*** Available records ***

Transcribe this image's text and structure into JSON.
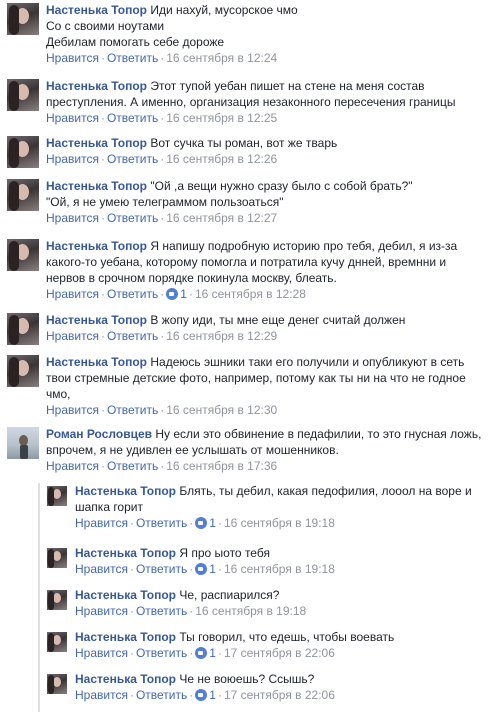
{
  "labels": {
    "like": "Нравится",
    "reply": "Ответить",
    "sep": "·"
  },
  "comments": [
    {
      "author": "Настенька Топор",
      "lines": [
        "Иди нахуй, мусорское чмо",
        "Со с своими ноутами",
        "Дебилам помогать себе дороже"
      ],
      "likes": null,
      "time": "16 сентября в 12:24"
    },
    {
      "author": "Настенька Топор",
      "lines": [
        "Этот тупой уебан пишет на стене на меня состав",
        "преступления. А именно, организация незаконного пересечения границы"
      ],
      "likes": null,
      "time": "16 сентября в 12:25"
    },
    {
      "author": "Настенька Топор",
      "lines": [
        "Вот сучка ты роман, вот же тварь"
      ],
      "likes": null,
      "time": "16 сентября в 12:26"
    },
    {
      "author": "Настенька Топор",
      "lines": [
        "\"Ой ,а вещи нужно сразу было с собой брать?\"",
        "\"Ой, я не умею телеграммом пользоаться\""
      ],
      "likes": null,
      "time": "16 сентября в 12:27"
    },
    {
      "author": "Настенька Топор",
      "lines": [
        "Я напишу подробную историю про тебя, дебил, я из-за",
        "какого-то уебана, которому помогла и потратила кучу днней, времнни и",
        "нервов в срочном порядке покинула москву, блеать."
      ],
      "likes": "1",
      "time": "16 сентября в 12:28"
    },
    {
      "author": "Настенька Топор",
      "lines": [
        "В жопу иди, ты мне еще денег считай должен"
      ],
      "likes": null,
      "time": "16 сентября в 12:29"
    },
    {
      "author": "Настенька Топор",
      "lines": [
        "Надеюсь эшники таки его получили и опубликуют в сеть",
        "твои стремные детские фото, например, потому как ты ни на что не годное",
        "чмо,"
      ],
      "likes": null,
      "time": "16 сентября в 12:30"
    },
    {
      "author": "Роман Рословцев",
      "lines": [
        "Ну если это обвинение в педафилии, то это гнусная ложь,",
        "впрочем, я не удивлен ее услышать от мошенников."
      ],
      "likes": null,
      "time": "16 сентября в 17:36"
    }
  ],
  "replies": [
    {
      "author": "Настенька Топор",
      "lines": [
        "Блять, ты дебил, какая педофилия, лооол на воре и",
        "шапка горит"
      ],
      "likes": "1",
      "time": "16 сентября в 19:18"
    },
    {
      "author": "Настенька Топор",
      "lines": [
        "Я про ыото тебя"
      ],
      "likes": "1",
      "time": "16 сентября в 19:18"
    },
    {
      "author": "Настенька Топор",
      "lines": [
        "Че, распиарился?"
      ],
      "likes": null,
      "time": "16 сентября в 19:18"
    },
    {
      "author": "Настенька Топор",
      "lines": [
        "Ты говорил, что едешь, чтобы воевать"
      ],
      "likes": "1",
      "time": "17 сентября в 22:06"
    },
    {
      "author": "Настенька Топор",
      "lines": [
        "Че не воюешь? Ссышь?"
      ],
      "likes": "1",
      "time": "17 сентября в 22:06"
    }
  ]
}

***

Stated task
Find the string "тебя" in the records, then copy each line where it occurs.

Exercise result
        "Я напишу подробную историю про тебя, дебил, я из-за",
        "Я про ыото тебя"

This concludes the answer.